Exercise prompt –
Report only how many lines hold the word "component".

** start **

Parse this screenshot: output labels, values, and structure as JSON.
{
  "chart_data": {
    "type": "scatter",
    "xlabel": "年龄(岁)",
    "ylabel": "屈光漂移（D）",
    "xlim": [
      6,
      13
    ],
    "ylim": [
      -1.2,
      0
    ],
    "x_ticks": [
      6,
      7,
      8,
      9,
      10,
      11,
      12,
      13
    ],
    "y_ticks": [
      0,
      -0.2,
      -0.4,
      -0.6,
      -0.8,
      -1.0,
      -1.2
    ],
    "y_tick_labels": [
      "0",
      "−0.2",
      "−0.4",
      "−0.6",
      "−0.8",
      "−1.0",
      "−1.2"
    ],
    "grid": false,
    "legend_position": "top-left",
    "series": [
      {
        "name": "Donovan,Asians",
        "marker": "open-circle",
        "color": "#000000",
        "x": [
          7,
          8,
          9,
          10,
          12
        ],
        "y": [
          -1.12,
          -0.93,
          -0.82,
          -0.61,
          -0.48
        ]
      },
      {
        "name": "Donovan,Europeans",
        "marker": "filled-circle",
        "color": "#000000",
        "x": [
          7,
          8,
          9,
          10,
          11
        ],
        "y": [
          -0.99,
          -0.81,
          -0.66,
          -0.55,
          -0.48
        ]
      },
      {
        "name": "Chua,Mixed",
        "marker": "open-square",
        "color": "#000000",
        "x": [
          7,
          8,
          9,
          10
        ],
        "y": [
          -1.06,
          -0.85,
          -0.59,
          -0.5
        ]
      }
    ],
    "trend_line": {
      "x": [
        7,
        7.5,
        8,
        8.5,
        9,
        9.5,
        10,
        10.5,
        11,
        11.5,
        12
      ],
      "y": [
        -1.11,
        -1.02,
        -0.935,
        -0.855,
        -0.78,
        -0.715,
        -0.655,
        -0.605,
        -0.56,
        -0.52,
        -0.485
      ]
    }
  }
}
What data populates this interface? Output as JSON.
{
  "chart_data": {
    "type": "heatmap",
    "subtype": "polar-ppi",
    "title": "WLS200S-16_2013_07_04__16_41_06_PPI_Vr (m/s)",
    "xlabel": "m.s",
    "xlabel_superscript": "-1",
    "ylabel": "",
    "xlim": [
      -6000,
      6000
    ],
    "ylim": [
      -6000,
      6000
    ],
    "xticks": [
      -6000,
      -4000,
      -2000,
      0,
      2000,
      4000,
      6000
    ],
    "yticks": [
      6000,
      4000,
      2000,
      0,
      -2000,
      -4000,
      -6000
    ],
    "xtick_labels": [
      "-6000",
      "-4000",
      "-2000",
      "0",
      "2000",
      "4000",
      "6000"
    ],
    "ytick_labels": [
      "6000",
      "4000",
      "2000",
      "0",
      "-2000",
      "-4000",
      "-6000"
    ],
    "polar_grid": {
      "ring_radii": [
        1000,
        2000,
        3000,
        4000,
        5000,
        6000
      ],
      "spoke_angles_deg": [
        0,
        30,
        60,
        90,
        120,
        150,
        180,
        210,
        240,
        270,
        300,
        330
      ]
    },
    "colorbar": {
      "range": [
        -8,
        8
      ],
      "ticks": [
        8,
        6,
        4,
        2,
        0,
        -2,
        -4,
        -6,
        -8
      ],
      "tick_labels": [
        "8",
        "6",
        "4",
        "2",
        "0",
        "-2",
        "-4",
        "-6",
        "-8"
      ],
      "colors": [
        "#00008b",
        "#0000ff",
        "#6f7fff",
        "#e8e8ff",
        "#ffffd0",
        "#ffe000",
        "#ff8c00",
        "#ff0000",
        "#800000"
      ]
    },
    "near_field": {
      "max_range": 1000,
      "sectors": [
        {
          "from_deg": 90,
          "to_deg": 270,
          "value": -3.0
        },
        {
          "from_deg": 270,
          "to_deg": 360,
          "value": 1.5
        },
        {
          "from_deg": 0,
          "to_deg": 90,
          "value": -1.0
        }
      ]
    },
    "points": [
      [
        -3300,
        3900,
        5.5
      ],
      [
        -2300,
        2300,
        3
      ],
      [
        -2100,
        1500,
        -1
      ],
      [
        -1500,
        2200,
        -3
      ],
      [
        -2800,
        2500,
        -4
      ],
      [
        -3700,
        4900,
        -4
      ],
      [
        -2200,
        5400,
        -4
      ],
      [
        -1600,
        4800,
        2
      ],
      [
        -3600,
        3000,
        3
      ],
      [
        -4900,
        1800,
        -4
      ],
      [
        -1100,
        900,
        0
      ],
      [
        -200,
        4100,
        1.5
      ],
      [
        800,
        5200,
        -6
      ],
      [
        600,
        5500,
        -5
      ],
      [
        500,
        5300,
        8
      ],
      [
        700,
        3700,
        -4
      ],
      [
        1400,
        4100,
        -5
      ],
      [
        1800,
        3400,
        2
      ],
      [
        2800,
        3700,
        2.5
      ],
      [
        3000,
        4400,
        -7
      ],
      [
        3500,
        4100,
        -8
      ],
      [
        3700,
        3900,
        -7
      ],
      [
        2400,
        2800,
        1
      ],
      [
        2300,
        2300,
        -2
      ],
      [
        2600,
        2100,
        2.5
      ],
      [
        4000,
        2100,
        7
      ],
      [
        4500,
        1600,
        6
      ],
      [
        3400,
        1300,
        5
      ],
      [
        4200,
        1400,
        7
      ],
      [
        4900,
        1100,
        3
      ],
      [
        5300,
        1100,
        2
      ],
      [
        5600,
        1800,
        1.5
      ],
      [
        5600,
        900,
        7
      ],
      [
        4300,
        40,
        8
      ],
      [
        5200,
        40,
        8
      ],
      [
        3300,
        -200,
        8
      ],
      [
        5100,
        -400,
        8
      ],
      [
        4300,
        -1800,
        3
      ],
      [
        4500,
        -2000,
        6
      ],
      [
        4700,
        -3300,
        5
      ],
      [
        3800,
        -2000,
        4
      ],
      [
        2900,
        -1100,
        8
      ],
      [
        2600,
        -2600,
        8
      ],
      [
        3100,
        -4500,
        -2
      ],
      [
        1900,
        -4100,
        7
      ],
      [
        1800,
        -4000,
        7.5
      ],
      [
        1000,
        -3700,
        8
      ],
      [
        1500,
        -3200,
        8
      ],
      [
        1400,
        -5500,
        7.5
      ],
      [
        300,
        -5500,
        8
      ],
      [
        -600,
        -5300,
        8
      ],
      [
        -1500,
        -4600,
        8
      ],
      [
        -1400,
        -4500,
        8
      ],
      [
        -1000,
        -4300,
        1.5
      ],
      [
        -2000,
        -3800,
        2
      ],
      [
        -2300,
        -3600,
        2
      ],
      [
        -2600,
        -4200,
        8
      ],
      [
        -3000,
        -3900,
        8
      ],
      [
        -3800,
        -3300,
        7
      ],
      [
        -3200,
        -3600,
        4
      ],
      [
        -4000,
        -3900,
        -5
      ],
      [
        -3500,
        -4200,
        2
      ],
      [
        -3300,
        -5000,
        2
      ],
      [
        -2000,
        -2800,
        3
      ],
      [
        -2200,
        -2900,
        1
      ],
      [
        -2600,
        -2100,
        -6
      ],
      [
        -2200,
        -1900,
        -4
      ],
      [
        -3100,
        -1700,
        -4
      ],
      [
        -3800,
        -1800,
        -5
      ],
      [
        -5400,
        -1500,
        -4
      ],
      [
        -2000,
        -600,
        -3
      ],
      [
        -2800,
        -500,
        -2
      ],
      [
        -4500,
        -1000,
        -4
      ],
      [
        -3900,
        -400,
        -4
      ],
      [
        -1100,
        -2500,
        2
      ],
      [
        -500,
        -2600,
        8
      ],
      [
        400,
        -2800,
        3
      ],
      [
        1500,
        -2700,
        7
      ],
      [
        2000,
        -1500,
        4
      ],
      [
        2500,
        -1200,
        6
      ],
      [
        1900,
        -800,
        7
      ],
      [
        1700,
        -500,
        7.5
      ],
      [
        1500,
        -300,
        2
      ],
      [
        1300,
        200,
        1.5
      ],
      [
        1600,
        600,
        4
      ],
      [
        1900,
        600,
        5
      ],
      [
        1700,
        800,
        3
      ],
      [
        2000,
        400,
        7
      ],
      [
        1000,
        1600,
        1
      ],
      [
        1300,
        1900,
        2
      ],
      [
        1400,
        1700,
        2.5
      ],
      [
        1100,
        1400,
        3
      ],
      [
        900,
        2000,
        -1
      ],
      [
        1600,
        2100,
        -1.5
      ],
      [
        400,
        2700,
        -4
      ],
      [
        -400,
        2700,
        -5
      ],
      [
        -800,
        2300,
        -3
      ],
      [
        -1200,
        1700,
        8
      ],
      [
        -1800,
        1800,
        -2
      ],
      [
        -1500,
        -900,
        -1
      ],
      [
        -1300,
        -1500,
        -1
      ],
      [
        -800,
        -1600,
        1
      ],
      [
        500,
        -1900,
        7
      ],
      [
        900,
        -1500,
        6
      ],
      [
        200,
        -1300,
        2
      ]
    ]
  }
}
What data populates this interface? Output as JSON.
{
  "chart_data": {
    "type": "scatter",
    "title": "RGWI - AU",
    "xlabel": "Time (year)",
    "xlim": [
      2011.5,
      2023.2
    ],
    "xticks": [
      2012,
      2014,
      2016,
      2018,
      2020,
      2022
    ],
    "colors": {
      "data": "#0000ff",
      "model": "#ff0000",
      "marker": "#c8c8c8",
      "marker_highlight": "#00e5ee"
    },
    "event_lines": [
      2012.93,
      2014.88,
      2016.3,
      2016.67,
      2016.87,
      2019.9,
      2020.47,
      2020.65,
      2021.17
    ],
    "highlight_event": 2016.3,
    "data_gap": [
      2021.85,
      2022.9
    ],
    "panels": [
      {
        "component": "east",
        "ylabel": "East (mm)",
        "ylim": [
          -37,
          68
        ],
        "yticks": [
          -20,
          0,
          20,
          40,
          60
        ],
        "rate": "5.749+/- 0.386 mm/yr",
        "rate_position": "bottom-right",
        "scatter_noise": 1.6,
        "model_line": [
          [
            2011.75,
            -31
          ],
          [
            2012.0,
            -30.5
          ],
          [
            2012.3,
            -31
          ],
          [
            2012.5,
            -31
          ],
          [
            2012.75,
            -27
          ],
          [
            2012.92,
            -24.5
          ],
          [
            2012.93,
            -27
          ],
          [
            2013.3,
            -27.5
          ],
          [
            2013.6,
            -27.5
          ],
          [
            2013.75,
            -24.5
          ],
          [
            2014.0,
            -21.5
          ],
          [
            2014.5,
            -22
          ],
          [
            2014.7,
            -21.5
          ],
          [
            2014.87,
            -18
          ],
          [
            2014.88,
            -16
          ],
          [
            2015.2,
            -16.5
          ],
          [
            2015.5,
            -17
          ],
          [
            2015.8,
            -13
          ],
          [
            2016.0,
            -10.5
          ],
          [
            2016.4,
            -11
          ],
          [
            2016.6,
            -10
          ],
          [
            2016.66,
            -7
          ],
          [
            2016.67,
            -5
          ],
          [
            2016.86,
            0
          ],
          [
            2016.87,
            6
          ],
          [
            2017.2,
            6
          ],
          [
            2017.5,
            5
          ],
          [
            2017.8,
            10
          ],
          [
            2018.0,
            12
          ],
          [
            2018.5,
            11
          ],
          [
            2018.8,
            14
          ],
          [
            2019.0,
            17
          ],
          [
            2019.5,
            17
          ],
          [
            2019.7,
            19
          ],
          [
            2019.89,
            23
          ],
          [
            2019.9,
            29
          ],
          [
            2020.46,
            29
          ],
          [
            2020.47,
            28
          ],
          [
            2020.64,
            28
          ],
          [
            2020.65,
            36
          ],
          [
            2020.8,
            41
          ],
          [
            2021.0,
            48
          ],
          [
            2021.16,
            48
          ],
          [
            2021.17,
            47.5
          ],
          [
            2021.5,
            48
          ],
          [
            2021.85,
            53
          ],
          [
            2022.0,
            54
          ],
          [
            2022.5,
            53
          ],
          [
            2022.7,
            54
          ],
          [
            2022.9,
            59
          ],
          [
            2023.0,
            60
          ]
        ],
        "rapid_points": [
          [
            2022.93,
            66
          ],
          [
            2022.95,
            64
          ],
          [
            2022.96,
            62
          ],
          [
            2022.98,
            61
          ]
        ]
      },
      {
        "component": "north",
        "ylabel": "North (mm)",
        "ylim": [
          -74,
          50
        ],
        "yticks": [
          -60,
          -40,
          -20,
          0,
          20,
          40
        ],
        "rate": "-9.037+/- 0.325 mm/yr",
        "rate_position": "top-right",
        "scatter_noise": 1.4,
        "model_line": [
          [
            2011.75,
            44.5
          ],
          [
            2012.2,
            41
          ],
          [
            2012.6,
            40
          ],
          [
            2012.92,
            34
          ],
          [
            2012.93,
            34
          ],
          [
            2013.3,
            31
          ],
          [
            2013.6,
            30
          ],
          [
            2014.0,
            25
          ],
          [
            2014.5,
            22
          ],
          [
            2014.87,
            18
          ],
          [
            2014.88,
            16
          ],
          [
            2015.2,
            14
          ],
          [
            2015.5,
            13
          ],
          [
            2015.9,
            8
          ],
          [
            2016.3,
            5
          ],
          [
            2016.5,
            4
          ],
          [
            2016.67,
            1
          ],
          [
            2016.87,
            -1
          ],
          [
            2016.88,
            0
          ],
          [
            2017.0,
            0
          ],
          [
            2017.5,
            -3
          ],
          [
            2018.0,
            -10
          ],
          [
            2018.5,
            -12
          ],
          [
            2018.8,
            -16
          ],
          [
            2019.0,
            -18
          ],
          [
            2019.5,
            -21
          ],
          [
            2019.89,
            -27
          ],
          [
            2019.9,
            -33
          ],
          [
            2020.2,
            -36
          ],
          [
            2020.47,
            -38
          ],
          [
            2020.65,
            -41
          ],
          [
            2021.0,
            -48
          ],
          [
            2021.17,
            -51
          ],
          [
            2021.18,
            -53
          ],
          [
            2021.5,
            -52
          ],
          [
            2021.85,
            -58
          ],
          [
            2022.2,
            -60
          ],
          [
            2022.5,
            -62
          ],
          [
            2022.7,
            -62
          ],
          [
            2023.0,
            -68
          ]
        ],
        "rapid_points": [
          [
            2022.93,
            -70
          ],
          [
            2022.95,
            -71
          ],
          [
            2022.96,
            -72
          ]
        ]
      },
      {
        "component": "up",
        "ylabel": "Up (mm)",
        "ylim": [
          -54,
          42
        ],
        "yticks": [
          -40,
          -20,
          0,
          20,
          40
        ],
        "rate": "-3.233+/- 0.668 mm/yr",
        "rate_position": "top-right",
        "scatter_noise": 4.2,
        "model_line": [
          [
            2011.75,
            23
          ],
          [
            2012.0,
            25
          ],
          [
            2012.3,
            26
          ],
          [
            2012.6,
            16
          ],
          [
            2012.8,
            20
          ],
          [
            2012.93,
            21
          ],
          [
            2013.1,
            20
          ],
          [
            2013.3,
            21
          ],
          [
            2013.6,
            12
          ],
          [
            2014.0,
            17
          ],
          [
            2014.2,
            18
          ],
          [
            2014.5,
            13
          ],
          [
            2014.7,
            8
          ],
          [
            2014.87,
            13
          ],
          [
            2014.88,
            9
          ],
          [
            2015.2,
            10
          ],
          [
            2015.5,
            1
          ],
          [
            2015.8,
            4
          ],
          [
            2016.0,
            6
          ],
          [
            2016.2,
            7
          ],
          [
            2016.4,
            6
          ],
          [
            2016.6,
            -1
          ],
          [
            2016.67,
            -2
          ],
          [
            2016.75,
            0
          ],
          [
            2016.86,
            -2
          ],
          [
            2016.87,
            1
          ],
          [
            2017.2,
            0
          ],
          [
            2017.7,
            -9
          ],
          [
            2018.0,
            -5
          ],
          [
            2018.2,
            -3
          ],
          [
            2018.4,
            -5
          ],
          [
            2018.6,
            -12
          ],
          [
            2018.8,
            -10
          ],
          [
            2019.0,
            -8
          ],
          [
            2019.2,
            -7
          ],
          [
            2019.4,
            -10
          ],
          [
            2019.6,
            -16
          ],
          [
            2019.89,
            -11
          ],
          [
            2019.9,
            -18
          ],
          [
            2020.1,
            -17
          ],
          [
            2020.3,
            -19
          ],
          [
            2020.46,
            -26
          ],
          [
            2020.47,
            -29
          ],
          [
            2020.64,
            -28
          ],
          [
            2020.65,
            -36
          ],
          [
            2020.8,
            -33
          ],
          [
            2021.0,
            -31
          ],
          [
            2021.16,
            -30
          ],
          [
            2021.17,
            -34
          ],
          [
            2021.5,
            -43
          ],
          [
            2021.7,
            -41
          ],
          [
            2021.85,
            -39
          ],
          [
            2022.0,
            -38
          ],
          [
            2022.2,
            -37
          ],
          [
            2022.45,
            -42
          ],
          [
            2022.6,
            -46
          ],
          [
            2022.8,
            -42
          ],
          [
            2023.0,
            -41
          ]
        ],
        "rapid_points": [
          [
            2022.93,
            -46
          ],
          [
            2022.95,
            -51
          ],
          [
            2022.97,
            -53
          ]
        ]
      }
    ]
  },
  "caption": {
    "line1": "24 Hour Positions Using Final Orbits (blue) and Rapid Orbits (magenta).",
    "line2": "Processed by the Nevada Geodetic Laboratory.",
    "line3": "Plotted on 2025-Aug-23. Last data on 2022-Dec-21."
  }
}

** end **

Output –
3